> Task to carry out: Gather up all lines that carry the word "name".

> Given records:
..........

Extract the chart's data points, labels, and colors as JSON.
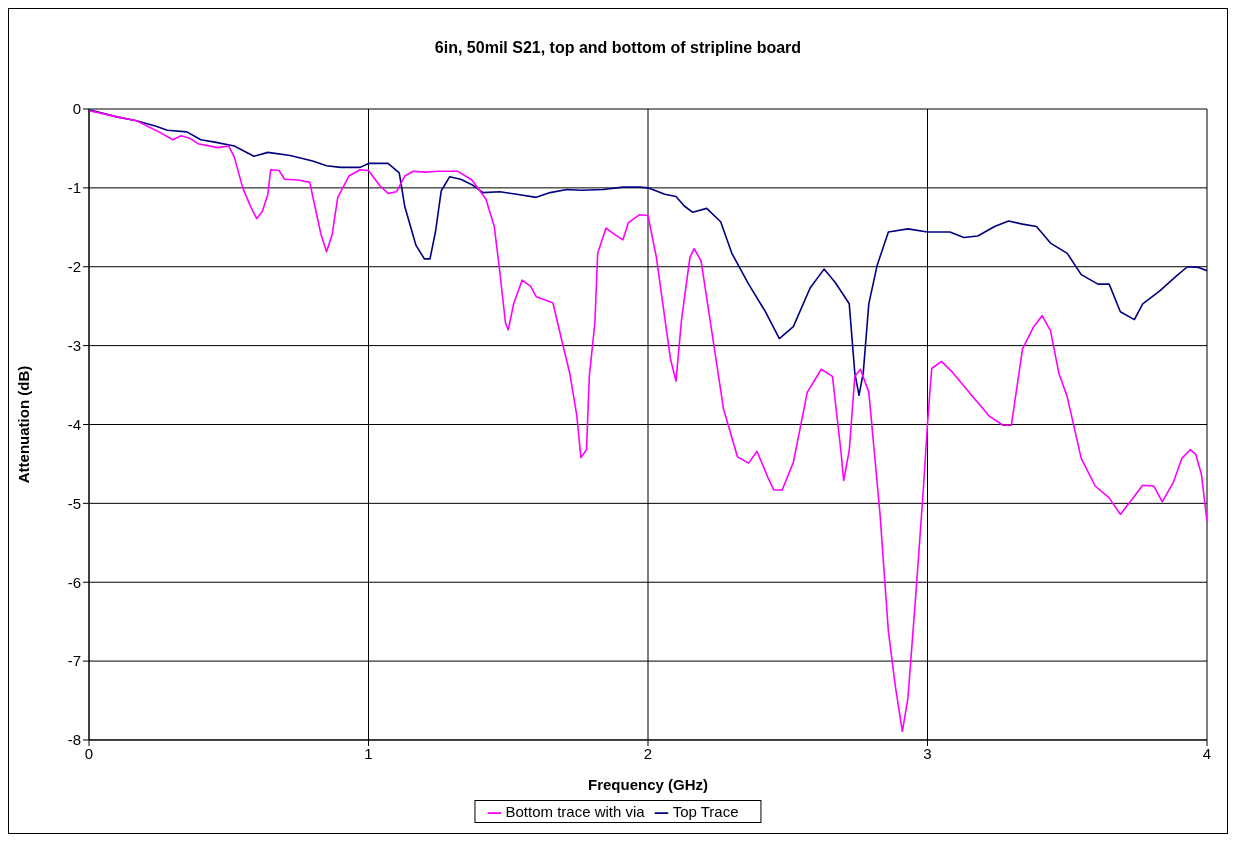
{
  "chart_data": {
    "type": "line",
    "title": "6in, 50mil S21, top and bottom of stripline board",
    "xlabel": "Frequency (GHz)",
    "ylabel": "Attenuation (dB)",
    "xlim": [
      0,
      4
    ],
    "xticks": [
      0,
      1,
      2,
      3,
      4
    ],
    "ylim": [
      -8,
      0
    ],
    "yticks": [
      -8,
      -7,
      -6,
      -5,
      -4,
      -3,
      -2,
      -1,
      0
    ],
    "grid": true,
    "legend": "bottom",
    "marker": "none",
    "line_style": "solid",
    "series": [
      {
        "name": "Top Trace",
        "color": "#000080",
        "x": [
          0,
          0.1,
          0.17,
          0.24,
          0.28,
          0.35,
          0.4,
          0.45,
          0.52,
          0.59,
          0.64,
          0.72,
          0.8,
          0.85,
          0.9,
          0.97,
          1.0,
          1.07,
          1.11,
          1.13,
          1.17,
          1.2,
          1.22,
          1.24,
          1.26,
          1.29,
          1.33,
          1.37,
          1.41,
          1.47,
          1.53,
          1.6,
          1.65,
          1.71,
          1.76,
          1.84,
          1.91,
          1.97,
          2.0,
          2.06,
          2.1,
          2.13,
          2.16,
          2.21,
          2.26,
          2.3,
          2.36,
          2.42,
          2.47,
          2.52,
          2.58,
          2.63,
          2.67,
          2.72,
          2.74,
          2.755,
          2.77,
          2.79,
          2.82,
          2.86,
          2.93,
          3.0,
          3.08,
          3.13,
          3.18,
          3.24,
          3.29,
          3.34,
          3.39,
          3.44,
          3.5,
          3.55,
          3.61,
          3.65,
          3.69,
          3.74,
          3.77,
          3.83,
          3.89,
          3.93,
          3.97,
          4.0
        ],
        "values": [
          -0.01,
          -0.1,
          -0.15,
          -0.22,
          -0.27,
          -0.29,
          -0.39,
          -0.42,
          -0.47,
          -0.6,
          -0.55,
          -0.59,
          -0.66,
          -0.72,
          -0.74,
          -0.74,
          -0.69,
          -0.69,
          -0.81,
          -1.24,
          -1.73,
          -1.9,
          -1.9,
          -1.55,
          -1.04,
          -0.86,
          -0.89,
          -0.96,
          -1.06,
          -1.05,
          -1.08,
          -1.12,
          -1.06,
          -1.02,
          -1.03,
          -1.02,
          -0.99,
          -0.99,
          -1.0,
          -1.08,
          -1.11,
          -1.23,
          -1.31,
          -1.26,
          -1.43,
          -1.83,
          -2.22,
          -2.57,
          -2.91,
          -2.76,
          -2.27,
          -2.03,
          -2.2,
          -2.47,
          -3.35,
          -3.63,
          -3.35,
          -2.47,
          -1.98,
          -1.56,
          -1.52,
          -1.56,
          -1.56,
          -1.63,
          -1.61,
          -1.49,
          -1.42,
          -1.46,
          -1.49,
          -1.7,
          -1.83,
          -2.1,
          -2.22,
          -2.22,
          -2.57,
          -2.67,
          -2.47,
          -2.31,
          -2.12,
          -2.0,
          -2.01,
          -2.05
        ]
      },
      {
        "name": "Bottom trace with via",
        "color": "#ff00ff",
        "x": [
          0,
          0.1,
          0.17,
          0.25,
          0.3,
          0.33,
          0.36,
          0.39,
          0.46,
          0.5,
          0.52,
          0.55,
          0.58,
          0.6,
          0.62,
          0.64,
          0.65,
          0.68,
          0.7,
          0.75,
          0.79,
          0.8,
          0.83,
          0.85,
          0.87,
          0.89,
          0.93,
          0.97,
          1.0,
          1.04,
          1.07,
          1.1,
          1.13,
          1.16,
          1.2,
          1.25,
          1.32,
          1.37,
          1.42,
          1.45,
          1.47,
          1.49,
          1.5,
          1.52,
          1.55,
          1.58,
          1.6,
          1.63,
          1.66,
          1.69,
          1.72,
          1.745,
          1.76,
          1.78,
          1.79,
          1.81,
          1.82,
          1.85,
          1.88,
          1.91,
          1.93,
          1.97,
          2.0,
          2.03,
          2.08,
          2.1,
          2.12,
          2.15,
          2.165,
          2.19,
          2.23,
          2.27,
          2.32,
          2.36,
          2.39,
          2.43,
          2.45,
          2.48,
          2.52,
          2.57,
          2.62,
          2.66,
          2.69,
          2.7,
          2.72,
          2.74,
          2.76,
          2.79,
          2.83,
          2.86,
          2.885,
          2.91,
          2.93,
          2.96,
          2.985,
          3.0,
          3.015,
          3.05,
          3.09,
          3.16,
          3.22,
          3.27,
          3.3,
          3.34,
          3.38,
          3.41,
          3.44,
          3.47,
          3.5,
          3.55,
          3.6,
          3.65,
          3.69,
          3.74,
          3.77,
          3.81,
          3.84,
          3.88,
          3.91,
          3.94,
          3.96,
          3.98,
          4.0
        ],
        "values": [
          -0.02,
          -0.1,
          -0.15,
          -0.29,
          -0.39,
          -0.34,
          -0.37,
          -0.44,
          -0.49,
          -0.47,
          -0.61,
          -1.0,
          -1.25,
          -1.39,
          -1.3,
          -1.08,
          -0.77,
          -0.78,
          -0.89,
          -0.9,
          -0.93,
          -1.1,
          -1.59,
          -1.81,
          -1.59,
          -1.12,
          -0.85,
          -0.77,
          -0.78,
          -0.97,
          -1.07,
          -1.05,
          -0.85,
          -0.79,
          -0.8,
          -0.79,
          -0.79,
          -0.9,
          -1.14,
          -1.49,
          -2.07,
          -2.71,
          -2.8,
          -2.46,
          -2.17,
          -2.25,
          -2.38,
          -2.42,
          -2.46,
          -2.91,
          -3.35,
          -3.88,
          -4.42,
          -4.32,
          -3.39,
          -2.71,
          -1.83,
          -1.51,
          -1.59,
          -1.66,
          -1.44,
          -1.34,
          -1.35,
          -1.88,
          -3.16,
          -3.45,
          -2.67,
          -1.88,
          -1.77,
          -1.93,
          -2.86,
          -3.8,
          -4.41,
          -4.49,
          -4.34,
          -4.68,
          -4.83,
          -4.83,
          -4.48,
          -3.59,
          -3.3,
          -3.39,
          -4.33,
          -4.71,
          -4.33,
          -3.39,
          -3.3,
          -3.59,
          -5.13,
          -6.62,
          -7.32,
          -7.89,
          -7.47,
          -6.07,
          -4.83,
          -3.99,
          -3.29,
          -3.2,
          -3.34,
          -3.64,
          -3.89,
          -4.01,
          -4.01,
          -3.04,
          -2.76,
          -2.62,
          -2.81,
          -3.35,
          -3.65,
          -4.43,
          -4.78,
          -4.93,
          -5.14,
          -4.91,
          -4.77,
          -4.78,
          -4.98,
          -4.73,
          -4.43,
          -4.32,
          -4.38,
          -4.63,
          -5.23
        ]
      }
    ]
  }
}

..........

> Correct response:
        "name": "Top Trace",
        "name": "Bottom trace with via",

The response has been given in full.